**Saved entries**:
┌──

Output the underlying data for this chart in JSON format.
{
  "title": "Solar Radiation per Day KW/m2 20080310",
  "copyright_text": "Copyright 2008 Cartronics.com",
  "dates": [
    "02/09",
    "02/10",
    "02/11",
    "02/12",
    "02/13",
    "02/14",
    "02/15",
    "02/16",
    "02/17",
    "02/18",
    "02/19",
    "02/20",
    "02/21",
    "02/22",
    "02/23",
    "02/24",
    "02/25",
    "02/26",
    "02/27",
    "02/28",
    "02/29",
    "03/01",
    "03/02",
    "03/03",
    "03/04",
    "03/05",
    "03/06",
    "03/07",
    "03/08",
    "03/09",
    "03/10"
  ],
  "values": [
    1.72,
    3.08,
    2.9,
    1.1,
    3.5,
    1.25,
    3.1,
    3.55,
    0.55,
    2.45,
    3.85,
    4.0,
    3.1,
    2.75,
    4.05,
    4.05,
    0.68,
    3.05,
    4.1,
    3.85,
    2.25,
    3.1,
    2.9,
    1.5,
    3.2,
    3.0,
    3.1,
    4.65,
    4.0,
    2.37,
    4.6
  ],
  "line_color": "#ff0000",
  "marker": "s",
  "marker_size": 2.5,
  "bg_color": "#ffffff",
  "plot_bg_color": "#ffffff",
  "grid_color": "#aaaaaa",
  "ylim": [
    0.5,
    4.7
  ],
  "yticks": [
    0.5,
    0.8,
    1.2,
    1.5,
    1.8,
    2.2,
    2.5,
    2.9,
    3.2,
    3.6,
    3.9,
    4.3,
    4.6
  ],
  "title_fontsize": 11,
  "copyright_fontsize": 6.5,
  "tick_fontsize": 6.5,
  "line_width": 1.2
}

└──

**Goal**: Every line above should be written out again exactly as it stands.

**Response to the exercise**:
Output the underlying data for this chart in JSON format.
{
  "title": "Solar Radiation per Day KW/m2 20080310",
  "copyright_text": "Copyright 2008 Cartronics.com",
  "dates": [
    "02/09",
    "02/10",
    "02/11",
    "02/12",
    "02/13",
    "02/14",
    "02/15",
    "02/16",
    "02/17",
    "02/18",
    "02/19",
    "02/20",
    "02/21",
    "02/22",
    "02/23",
    "02/24",
    "02/25",
    "02/26",
    "02/27",
    "02/28",
    "02/29",
    "03/01",
    "03/02",
    "03/03",
    "03/04",
    "03/05",
    "03/06",
    "03/07",
    "03/08",
    "03/09",
    "03/10"
  ],
  "values": [
    1.72,
    3.08,
    2.9,
    1.1,
    3.5,
    1.25,
    3.1,
    3.55,
    0.55,
    2.45,
    3.85,
    4.0,
    3.1,
    2.75,
    4.05,
    4.05,
    0.68,
    3.05,
    4.1,
    3.85,
    2.25,
    3.1,
    2.9,
    1.5,
    3.2,
    3.0,
    3.1,
    4.65,
    4.0,
    2.37,
    4.6
  ],
  "line_color": "#ff0000",
  "marker": "s",
  "marker_size": 2.5,
  "bg_color": "#ffffff",
  "plot_bg_color": "#ffffff",
  "grid_color": "#aaaaaa",
  "ylim": [
    0.5,
    4.7
  ],
  "yticks": [
    0.5,
    0.8,
    1.2,
    1.5,
    1.8,
    2.2,
    2.5,
    2.9,
    3.2,
    3.6,
    3.9,
    4.3,
    4.6
  ],
  "title_fontsize": 11,
  "copyright_fontsize": 6.5,
  "tick_fontsize": 6.5,
  "line_width": 1.2
}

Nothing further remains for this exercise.